## Material shown
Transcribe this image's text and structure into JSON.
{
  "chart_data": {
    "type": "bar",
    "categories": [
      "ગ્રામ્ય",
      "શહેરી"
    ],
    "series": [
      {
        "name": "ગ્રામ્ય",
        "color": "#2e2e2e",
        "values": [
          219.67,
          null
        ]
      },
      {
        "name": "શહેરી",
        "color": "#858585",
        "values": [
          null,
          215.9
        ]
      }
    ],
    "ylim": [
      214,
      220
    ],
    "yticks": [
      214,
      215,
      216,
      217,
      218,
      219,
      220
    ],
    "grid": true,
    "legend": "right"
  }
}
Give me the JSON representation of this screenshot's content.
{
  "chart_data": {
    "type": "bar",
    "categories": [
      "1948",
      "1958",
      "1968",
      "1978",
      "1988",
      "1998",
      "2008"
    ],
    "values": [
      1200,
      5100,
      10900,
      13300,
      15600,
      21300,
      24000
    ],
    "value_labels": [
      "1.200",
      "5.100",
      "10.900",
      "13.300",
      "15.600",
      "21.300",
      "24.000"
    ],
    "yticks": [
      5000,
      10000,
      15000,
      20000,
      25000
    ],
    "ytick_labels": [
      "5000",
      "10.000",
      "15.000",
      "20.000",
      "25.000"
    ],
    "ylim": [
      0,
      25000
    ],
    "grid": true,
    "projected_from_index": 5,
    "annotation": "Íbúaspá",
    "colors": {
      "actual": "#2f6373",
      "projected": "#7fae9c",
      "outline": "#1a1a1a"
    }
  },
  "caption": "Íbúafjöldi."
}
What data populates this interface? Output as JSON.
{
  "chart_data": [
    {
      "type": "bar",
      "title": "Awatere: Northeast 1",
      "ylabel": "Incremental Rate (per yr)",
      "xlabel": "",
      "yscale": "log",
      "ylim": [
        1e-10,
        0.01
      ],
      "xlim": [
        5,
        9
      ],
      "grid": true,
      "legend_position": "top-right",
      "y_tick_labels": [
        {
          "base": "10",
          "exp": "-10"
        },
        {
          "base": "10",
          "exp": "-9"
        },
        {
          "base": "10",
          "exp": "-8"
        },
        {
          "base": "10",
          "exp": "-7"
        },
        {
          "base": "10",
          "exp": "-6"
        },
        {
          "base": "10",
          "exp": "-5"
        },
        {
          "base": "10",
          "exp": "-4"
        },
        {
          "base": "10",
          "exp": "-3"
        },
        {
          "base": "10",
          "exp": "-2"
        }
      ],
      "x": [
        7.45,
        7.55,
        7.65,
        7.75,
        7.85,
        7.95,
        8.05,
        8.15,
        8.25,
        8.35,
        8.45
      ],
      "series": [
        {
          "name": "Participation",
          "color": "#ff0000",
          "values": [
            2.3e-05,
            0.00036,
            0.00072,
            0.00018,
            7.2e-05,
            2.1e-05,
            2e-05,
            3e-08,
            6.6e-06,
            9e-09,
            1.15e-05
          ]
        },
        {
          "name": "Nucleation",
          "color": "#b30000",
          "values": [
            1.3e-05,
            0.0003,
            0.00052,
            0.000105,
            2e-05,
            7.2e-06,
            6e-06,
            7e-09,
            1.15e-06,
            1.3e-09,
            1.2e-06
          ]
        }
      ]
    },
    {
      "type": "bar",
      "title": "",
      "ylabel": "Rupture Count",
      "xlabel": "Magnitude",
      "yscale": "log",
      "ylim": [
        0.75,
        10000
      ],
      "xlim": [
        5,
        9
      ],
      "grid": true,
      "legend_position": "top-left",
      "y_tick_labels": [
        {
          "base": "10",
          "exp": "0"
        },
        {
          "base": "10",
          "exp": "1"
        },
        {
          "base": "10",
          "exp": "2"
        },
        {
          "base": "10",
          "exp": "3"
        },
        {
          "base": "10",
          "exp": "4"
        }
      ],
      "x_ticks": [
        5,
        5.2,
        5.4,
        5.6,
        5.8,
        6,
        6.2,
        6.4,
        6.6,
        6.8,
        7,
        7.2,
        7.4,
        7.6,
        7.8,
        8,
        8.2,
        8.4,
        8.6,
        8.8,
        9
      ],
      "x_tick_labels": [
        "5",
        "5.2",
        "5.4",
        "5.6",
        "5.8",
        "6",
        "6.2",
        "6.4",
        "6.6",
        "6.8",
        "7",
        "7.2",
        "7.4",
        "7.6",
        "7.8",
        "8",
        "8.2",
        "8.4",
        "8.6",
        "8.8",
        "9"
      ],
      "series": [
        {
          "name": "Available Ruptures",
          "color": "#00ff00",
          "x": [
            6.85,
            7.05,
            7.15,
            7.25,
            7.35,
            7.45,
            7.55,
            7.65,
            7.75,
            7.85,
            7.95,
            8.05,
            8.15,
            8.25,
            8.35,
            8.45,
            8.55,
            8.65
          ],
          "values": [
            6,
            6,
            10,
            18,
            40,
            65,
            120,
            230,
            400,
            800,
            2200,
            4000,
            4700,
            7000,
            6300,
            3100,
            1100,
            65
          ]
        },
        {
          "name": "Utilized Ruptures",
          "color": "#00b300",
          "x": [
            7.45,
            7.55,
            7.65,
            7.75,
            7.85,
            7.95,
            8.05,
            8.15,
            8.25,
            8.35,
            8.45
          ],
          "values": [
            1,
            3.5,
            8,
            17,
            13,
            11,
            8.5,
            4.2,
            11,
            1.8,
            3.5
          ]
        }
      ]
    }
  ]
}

## Problem details
Nothing should be changed: write out all of the data as is.

## Answer for this exercise
Transcribe this image's text and structure into JSON.
{
  "chart_data": {
    "type": "bar",
    "categories": [
      "ગ્રામ્ય",
      "શહેરી"
    ],
    "series": [
      {
        "name": "ગ્રામ્ય",
        "color": "#2e2e2e",
        "values": [
          219.67,
          null
        ]
      },
      {
        "name": "શહેરી",
        "color": "#858585",
        "values": [
          null,
          215.9
        ]
      }
    ],
    "ylim": [
      214,
      220
    ],
    "yticks": [
      214,
      215,
      216,
      217,
      218,
      219,
      220
    ],
    "grid": true,
    "legend": "right"
  }
}
Give me the JSON representation of this screenshot's content.
{
  "chart_data": {
    "type": "bar",
    "categories": [
      "1948",
      "1958",
      "1968",
      "1978",
      "1988",
      "1998",
      "2008"
    ],
    "values": [
      1200,
      5100,
      10900,
      13300,
      15600,
      21300,
      24000
    ],
    "value_labels": [
      "1.200",
      "5.100",
      "10.900",
      "13.300",
      "15.600",
      "21.300",
      "24.000"
    ],
    "yticks": [
      5000,
      10000,
      15000,
      20000,
      25000
    ],
    "ytick_labels": [
      "5000",
      "10.000",
      "15.000",
      "20.000",
      "25.000"
    ],
    "ylim": [
      0,
      25000
    ],
    "grid": true,
    "projected_from_index": 5,
    "annotation": "Íbúaspá",
    "colors": {
      "actual": "#2f6373",
      "projected": "#7fae9c",
      "outline": "#1a1a1a"
    }
  },
  "caption": "Íbúafjöldi."
}
What data populates this interface? Output as JSON.
{
  "chart_data": [
    {
      "type": "bar",
      "title": "Awatere: Northeast 1",
      "ylabel": "Incremental Rate (per yr)",
      "xlabel": "",
      "yscale": "log",
      "ylim": [
        1e-10,
        0.01
      ],
      "xlim": [
        5,
        9
      ],
      "grid": true,
      "legend_position": "top-right",
      "y_tick_labels": [
        {
          "base": "10",
          "exp": "-10"
        },
        {
          "base": "10",
          "exp": "-9"
        },
        {
          "base": "10",
          "exp": "-8"
        },
        {
          "base": "10",
          "exp": "-7"
        },
        {
          "base": "10",
          "exp": "-6"
        },
        {
          "base": "10",
          "exp": "-5"
        },
        {
          "base": "10",
          "exp": "-4"
        },
        {
          "base": "10",
          "exp": "-3"
        },
        {
          "base": "10",
          "exp": "-2"
        }
      ],
      "x": [
        7.45,
        7.55,
        7.65,
        7.75,
        7.85,
        7.95,
        8.05,
        8.15,
        8.25,
        8.35,
        8.45
      ],
      "series": [
        {
          "name": "Participation",
          "color": "#ff0000",
          "values": [
            2.3e-05,
            0.00036,
            0.00072,
            0.00018,
            7.2e-05,
            2.1e-05,
            2e-05,
            3e-08,
            6.6e-06,
            9e-09,
            1.15e-05
          ]
        },
        {
          "name": "Nucleation",
          "color": "#b30000",
          "values": [
            1.3e-05,
            0.0003,
            0.00052,
            0.000105,
            2e-05,
            7.2e-06,
            6e-06,
            7e-09,
            1.15e-06,
            1.3e-09,
            1.2e-06
          ]
        }
      ]
    },
    {
      "type": "bar",
      "title": "",
      "ylabel": "Rupture Count",
      "xlabel": "Magnitude",
      "yscale": "log",
      "ylim": [
        0.75,
        10000
      ],
      "xlim": [
        5,
        9
      ],
      "grid": true,
      "legend_position": "top-left",
      "y_tick_labels": [
        {
          "base": "10",
          "exp": "0"
        },
        {
          "base": "10",
          "exp": "1"
        },
        {
          "base": "10",
          "exp": "2"
        },
        {
          "base": "10",
          "exp": "3"
        },
        {
          "base": "10",
          "exp": "4"
        }
      ],
      "x_ticks": [
        5,
        5.2,
        5.4,
        5.6,
        5.8,
        6,
        6.2,
        6.4,
        6.6,
        6.8,
        7,
        7.2,
        7.4,
        7.6,
        7.8,
        8,
        8.2,
        8.4,
        8.6,
        8.8,
        9
      ],
      "x_tick_labels": [
        "5",
        "5.2",
        "5.4",
        "5.6",
        "5.8",
        "6",
        "6.2",
        "6.4",
        "6.6",
        "6.8",
        "7",
        "7.2",
        "7.4",
        "7.6",
        "7.8",
        "8",
        "8.2",
        "8.4",
        "8.6",
        "8.8",
        "9"
      ],
      "series": [
        {
          "name": "Available Ruptures",
          "color": "#00ff00",
          "x": [
            6.85,
            7.05,
            7.15,
            7.25,
            7.35,
            7.45,
            7.55,
            7.65,
            7.75,
            7.85,
            7.95,
            8.05,
            8.15,
            8.25,
            8.35,
            8.45,
            8.55,
            8.65
          ],
          "values": [
            6,
            6,
            10,
            18,
            40,
            65,
            120,
            230,
            400,
            800,
            2200,
            4000,
            4700,
            7000,
            6300,
            3100,
            1100,
            65
          ]
        },
        {
          "name": "Utilized Ruptures",
          "color": "#00b300",
          "x": [
            7.45,
            7.55,
            7.65,
            7.75,
            7.85,
            7.95,
            8.05,
            8.15,
            8.25,
            8.35,
            8.45
          ],
          "values": [
            1,
            3.5,
            8,
            17,
            13,
            11,
            8.5,
            4.2,
            11,
            1.8,
            3.5
          ]
        }
      ]
    }
  ]
}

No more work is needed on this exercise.